-- Start of Raw records --

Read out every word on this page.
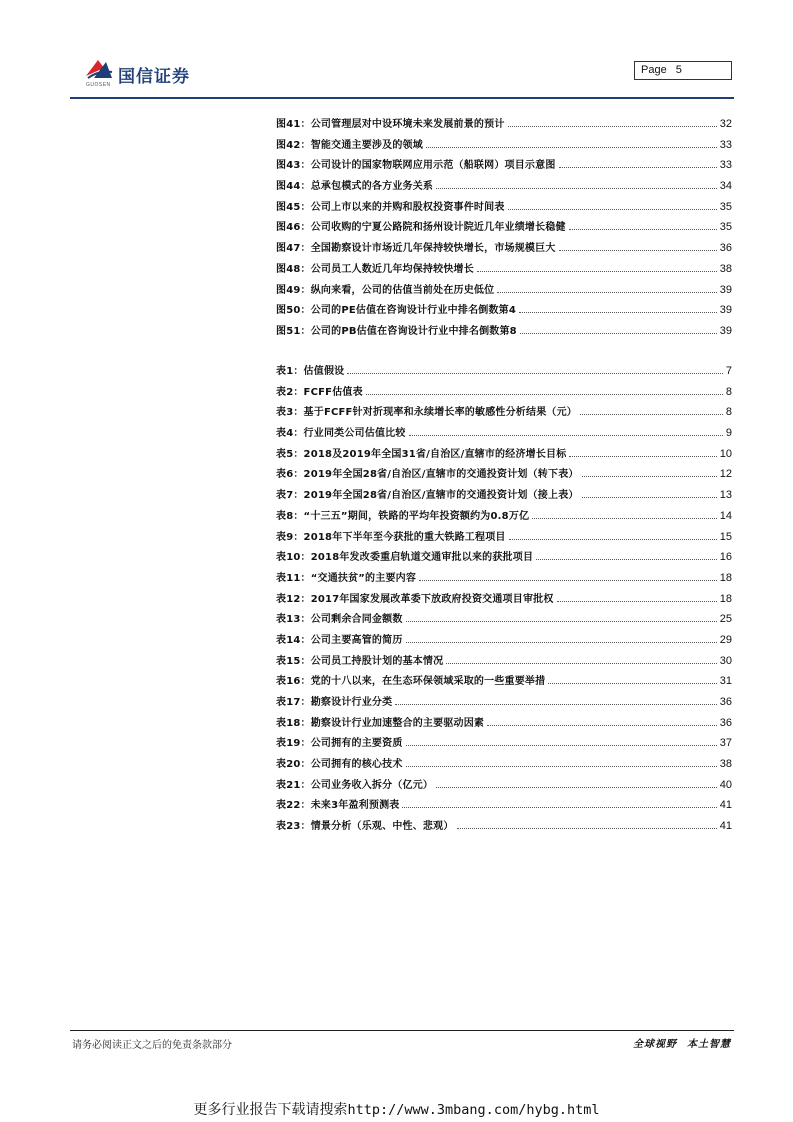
国信证券
GUOSEN
Page 5
图41：公司管理层对中设环境未来发展前景的预计	32
图42：智能交通主要涉及的领域	33
图43：公司设计的国家物联网应用示范（船联网）项目示意图	33
图44：总承包模式的各方业务关系	34
图45：公司上市以来的并购和股权投资事件时间表	35
图46：公司收购的宁夏公路院和扬州设计院近几年业绩增长稳健	35
图47：全国勘察设计市场近几年保持较快增长，市场规模巨大	36
图48：公司员工人数近几年均保持较快增长	38
图49：纵向来看，公司的估值当前处在历史低位	39
图50：公司的PE估值在咨询设计行业中排名倒数第4	39
图51：公司的PB估值在咨询设计行业中排名倒数第8	39
表1：估值假设	7
表2：FCFF估值表	8
表3：基于FCFF针对折现率和永续增长率的敏感性分析结果（元）	8
表4：行业同类公司估值比较	9
表5：2018及2019年全国31省/自治区/直辖市的经济增长目标	10
表6：2019年全国28省/自治区/直辖市的交通投资计划（转下表）	12
表7：2019年全国28省/自治区/直辖市的交通投资计划（接上表）	13
表8：“十三五”期间，铁路的平均年投资额约为0.8万亿	14
表9：2018年下半年至今获批的重大铁路工程项目	15
表10：2018年发改委重启轨道交通审批以来的获批项目	16
表11：“交通扶贫”的主要内容	18
表12：2017年国家发展改革委下放政府投资交通项目审批权	18
表13：公司剩余合同金额数	25
表14：公司主要高管的简历	29
表15：公司员工持股计划的基本情况	30
表16：党的十八以来，在生态环保领域采取的一些重要举措	31
表17：勘察设计行业分类	36
表18：勘察设计行业加速整合的主要驱动因素	36
表19：公司拥有的主要资质	37
表20：公司拥有的核心技术	38
表21：公司业务收入拆分（亿元）	40
表22：未来3年盈利预测表	41
表23：情景分析（乐观、中性、悲观）	41
请务必阅读正文之后的免责条款部分	全球视野 本土智慧
更多行业报告下载请搜索http://www.3mbang.com/hybg.html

-- End of Raw records --

Problem statement: Print each entry shown above with exact wording and no pictures.

Reply to the exercise:
Read out every word on this page.
国信证券
GUOSEN
Page 5
图41：公司管理层对中设环境未来发展前景的预计	32
图42：智能交通主要涉及的领域	33
图43：公司设计的国家物联网应用示范（船联网）项目示意图	33
图44：总承包模式的各方业务关系	34
图45：公司上市以来的并购和股权投资事件时间表	35
图46：公司收购的宁夏公路院和扬州设计院近几年业绩增长稳健	35
图47：全国勘察设计市场近几年保持较快增长，市场规模巨大	36
图48：公司员工人数近几年均保持较快增长	38
图49：纵向来看，公司的估值当前处在历史低位	39
图50：公司的PE估值在咨询设计行业中排名倒数第4	39
图51：公司的PB估值在咨询设计行业中排名倒数第8	39
表1：估值假设	7
表2：FCFF估值表	8
表3：基于FCFF针对折现率和永续增长率的敏感性分析结果（元）	8
表4：行业同类公司估值比较	9
表5：2018及2019年全国31省/自治区/直辖市的经济增长目标	10
表6：2019年全国28省/自治区/直辖市的交通投资计划（转下表）	12
表7：2019年全国28省/自治区/直辖市的交通投资计划（接上表）	13
表8：“十三五”期间，铁路的平均年投资额约为0.8万亿	14
表9：2018年下半年至今获批的重大铁路工程项目	15
表10：2018年发改委重启轨道交通审批以来的获批项目	16
表11：“交通扶贫”的主要内容	18
表12：2017年国家发展改革委下放政府投资交通项目审批权	18
表13：公司剩余合同金额数	25
表14：公司主要高管的简历	29
表15：公司员工持股计划的基本情况	30
表16：党的十八以来，在生态环保领域采取的一些重要举措	31
表17：勘察设计行业分类	36
表18：勘察设计行业加速整合的主要驱动因素	36
表19：公司拥有的主要资质	37
表20：公司拥有的核心技术	38
表21：公司业务收入拆分（亿元）	40
表22：未来3年盈利预测表	41
表23：情景分析（乐观、中性、悲观）	41
请务必阅读正文之后的免责条款部分	全球视野 本土智慧
更多行业报告下载请搜索http://www.3mbang.com/hybg.html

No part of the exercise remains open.